[start]

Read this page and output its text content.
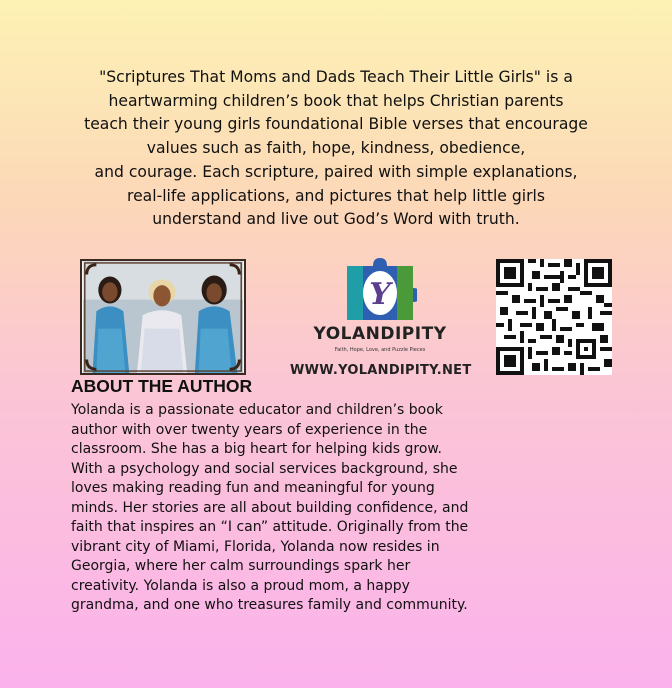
"Scriptures That Moms and Dads Teach Their Little Girls" is a
heartwarming children’s book that helps Christian parents
teach their young girls foundational Bible verses that encourage
values such as faith, hope, kindness, obedience,
and courage. Each scripture, paired with simple explanations,
real-life applications, and pictures that help little girls
understand and live out God’s Word with truth.

Y
YOLANDIPITY
Faith, Hope, Love, and Puzzle Pieces
WWW.YOLANDIPITY.NET
ABOUT THE AUTHOR

Yolanda is a passionate educator and children’s book
author with over twenty years of experience in the
classroom. She has a big heart for helping kids grow.
With a psychology and social services background, she
loves making reading fun and meaningful for young
minds. Her stories are all about building confidence, and
faith that inspires an “I can” attitude. Originally from the
vibrant city of Miami, Florida, Yolanda now resides in
Georgia, where her calm surroundings spark her
creativity. Yolanda is also a proud mom, a happy
grandma, and one who treasures family and community.
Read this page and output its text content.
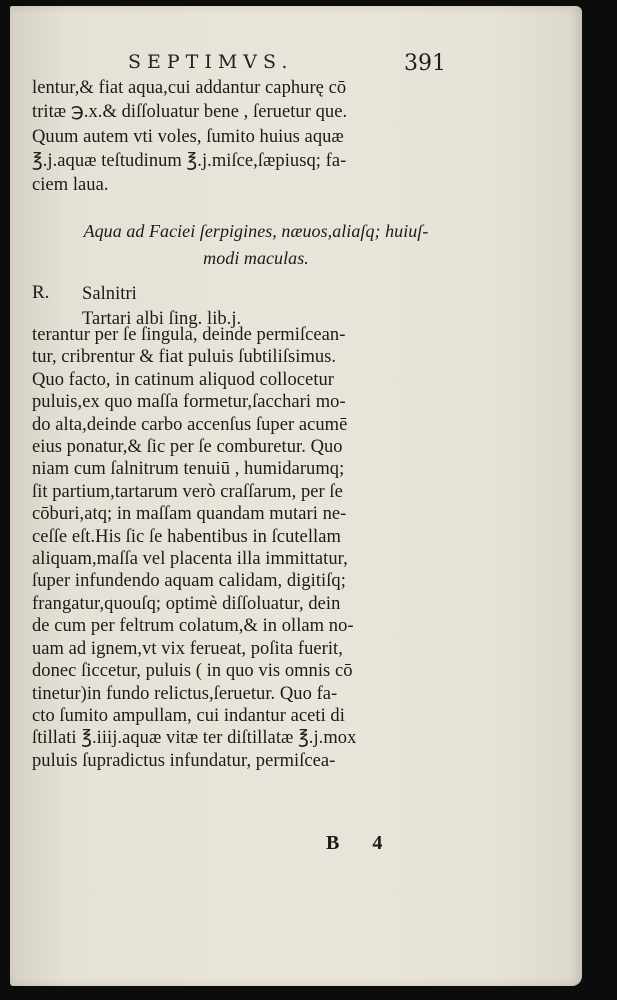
SEPTIMVS.	391
lentur,& fiat aqua,cui addantur caphurę cō
tritæ ℈.x.& diſſoluatur bene , ſeruetur que.
Quum autem vti voles, ſumito huius aquæ
℥.j.aquæ teſtudinum ℥.j.miſce,ſæpiusq; fa-
ciem laua.
Aqua ad Faciei ſerpigines, næuos,aliaſq; huiuſ-
modi maculas.
R. Salnitri
Tartari albi ſing. lib.j.
terantur per ſe ſingula, deinde permiſcean-
tur, cribrentur & fiat puluis ſubtiliſsimus.
Quo facto, in catinum aliquod collocetur
puluis,ex quo maſſa formetur,ſacchari mo-
do alta,deinde carbo accenſus ſuper acumē
eius ponatur,& ſic per ſe comburetur. Quo
niam cum ſalnitrum tenuiū , humidarumq;
ſit partium,tartarum verò craſſarum, per ſe
cōburi,atq; in maſſam quandam mutari ne-
ceſſe eſt.His ſic ſe habentibus in ſcutellam
aliquam,maſſa vel placenta illa immittatur,
ſuper infundendo aquam calidam, digitiſq;
frangatur,quouſq; optimè diſſoluatur, dein
de cum per feltrum colatum,& in ollam no-
uam ad ignem,vt vix ferueat, poſita fuerit,
donec ſiccetur, puluis ( in quo vis omnis cō
tinetur)in fundo relictus,ſeruetur. Quo fa-
cto ſumito ampullam, cui indantur aceti di
ſtillati ℥.iiij.aquæ vitæ ter diſtillatæ ℥.j.mox
puluis ſupradictus infundatur, permiſcea-
B 4
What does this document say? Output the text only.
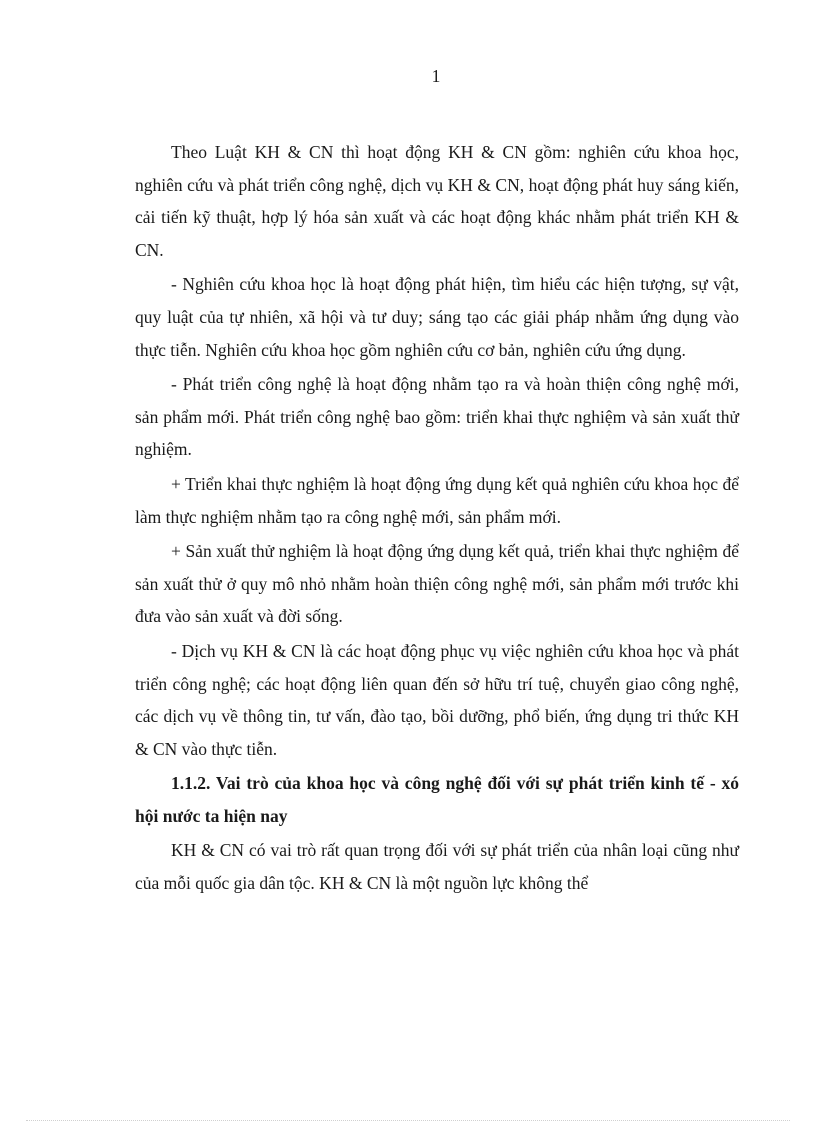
1

Theo Luật KH & CN thì hoạt động KH & CN gồm: nghiên cứu khoa học, nghiên cứu và phát triển công nghệ, dịch vụ KH & CN, hoạt động phát huy sáng kiến, cải tiến kỹ thuật, hợp lý hóa sản xuất và các hoạt động khác nhằm phát triển KH & CN.

- Nghiên cứu khoa học là hoạt động phát hiện, tìm hiểu các hiện tượng, sự vật, quy luật của tự nhiên, xã hội và tư duy; sáng tạo các giải pháp nhằm ứng dụng vào thực tiễn. Nghiên cứu khoa học gồm nghiên cứu cơ bản, nghiên cứu ứng dụng.

- Phát triển công nghệ là hoạt động nhằm tạo ra và hoàn thiện công nghệ mới, sản phẩm mới. Phát triển công nghệ bao gồm: triển khai thực nghiệm và sản xuất thử nghiệm.

+ Triển khai thực nghiệm là hoạt động ứng dụng kết quả nghiên cứu khoa học để làm thực nghiệm nhằm tạo ra công nghệ mới, sản phẩm mới.

+ Sản xuất thử nghiệm là hoạt động ứng dụng kết quả, triển khai thực nghiệm để sản xuất thử ở quy mô nhỏ nhằm hoàn thiện công nghệ mới, sản phẩm mới trước khi đưa vào sản xuất và đời sống.

- Dịch vụ KH & CN là các hoạt động phục vụ việc nghiên cứu khoa học và phát triển công nghệ; các hoạt động liên quan đến sở hữu trí tuệ, chuyển giao công nghệ, các dịch vụ về thông tin, tư vấn, đào tạo, bồi dưỡng, phổ biến, ứng dụng tri thức KH & CN vào thực tiễn.

1.1.2. Vai trò của khoa học và công nghệ đối với sự phát triển kinh tế - xó hội nước ta hiện nay

KH & CN có vai trò rất quan trọng đối với sự phát triển của nhân loại cũng như của mỗi quốc gia dân tộc. KH & CN là một nguồn lực không thể
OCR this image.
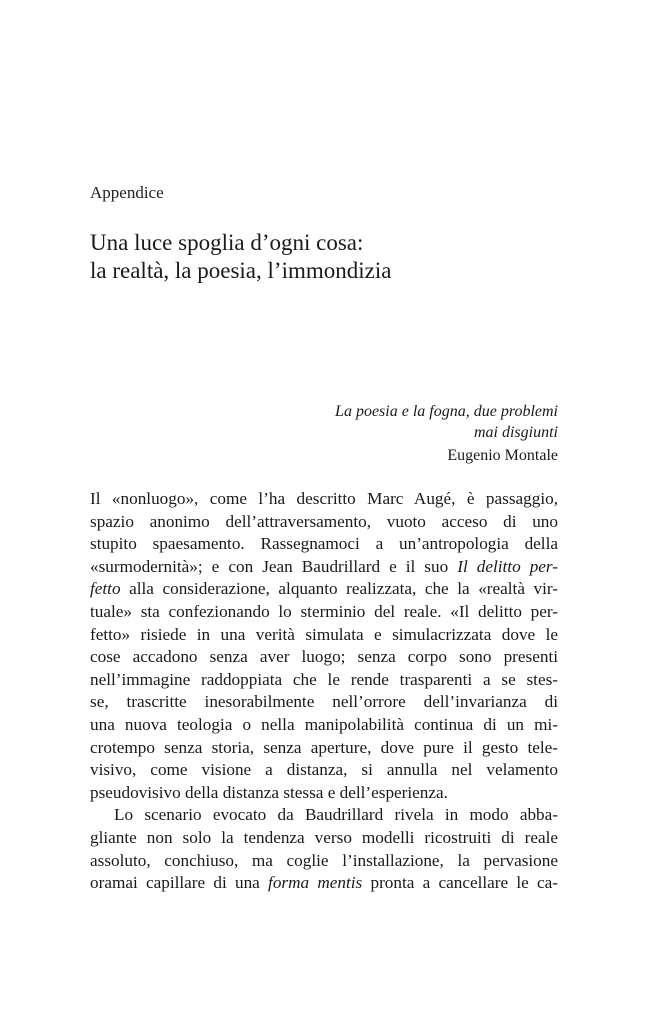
Appendice
Una luce spoglia d’ogni cosa:
la realtà, la poesia, l’immondizia
La poesia e la fogna, due problemi
mai disgiunti
Eugenio Montale
Il «nonluogo», come l’ha descritto Marc Augé, è passaggio,
spazio anonimo dell’attraversamento, vuoto acceso di uno
stupito spaesamento. Rassegnamoci a un’antropologia della
«surmodernità»; e con Jean Baudrillard e il suo Il delitto per-
fetto alla considerazione, alquanto realizzata, che la «realtà vir-
tuale» sta confezionando lo sterminio del reale. «Il delitto per-
fetto» risiede in una verità simulata e simulacrizzata dove le
cose accadono senza aver luogo; senza corpo sono presenti
nell’immagine raddoppiata che le rende trasparenti a se stes-
se, trascritte inesorabilmente nell’orrore dell’invarianza di
una nuova teologia o nella manipolabilità continua di un mi-
crotempo senza storia, senza aperture, dove pure il gesto tele-
visivo, come visione a distanza, si annulla nel velamento
pseudovisivo della distanza stessa e dell’esperienza.
Lo scenario evocato da Baudrillard rivela in modo abba-
gliante non solo la tendenza verso modelli ricostruiti di reale
assoluto, conchiuso, ma coglie l’installazione, la pervasione
oramai capillare di una forma mentis pronta a cancellare le ca-
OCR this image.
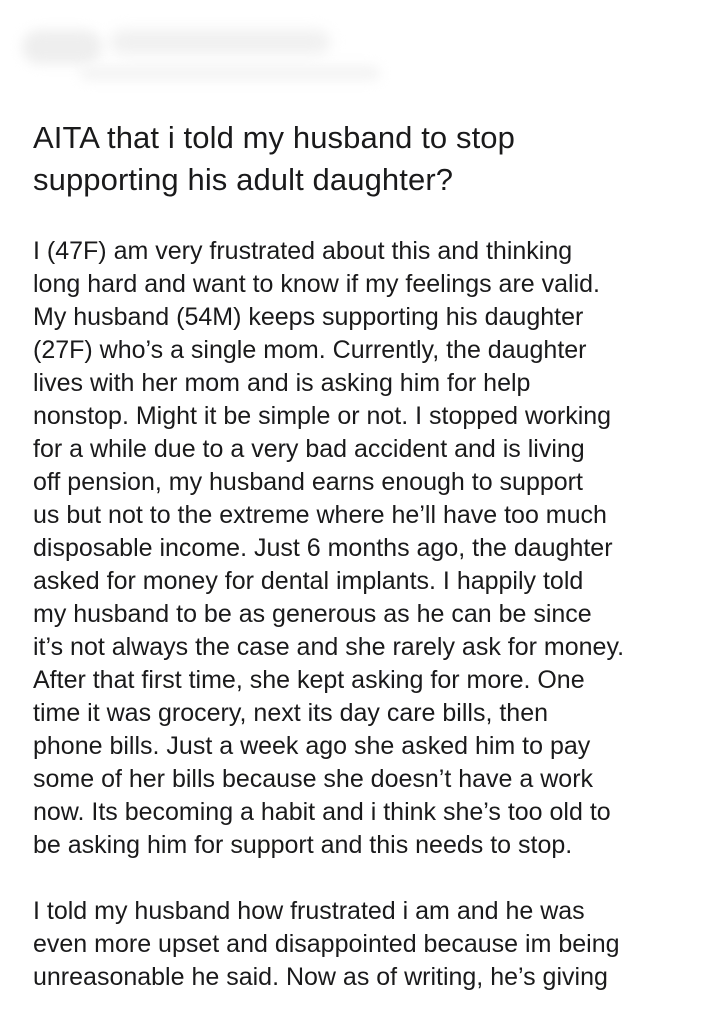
AITA that i told my husband to stop
supporting his adult daughter?

I (47F) am very frustrated about this and thinking
long hard and want to know if my feelings are valid.
My husband (54M) keeps supporting his daughter
(27F) who’s a single mom. Currently, the daughter
lives with her mom and is asking him for help
nonstop. Might it be simple or not. I stopped working
for a while due to a very bad accident and is living
off pension, my husband earns enough to support
us but not to the extreme where he’ll have too much
disposable income. Just 6 months ago, the daughter
asked for money for dental implants. I happily told
my husband to be as generous as he can be since
it’s not always the case and she rarely ask for money.
After that first time, she kept asking for more. One
time it was grocery, next its day care bills, then
phone bills. Just a week ago she asked him to pay
some of her bills because she doesn’t have a work
now. Its becoming a habit and i think she’s too old to
be asking him for support and this needs to stop.

I told my husband how frustrated i am and he was
even more upset and disappointed because im being
unreasonable he said. Now as of writing, he’s giving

[end]

_WHAT YOU SHOULD DO_: Show all lines in the entries above where the word "Just" appears.

_REPLY TO THE EXERCISE_:
disposable income. Just 6 months ago, the daughter
phone bills. Just a week ago she asked him to pay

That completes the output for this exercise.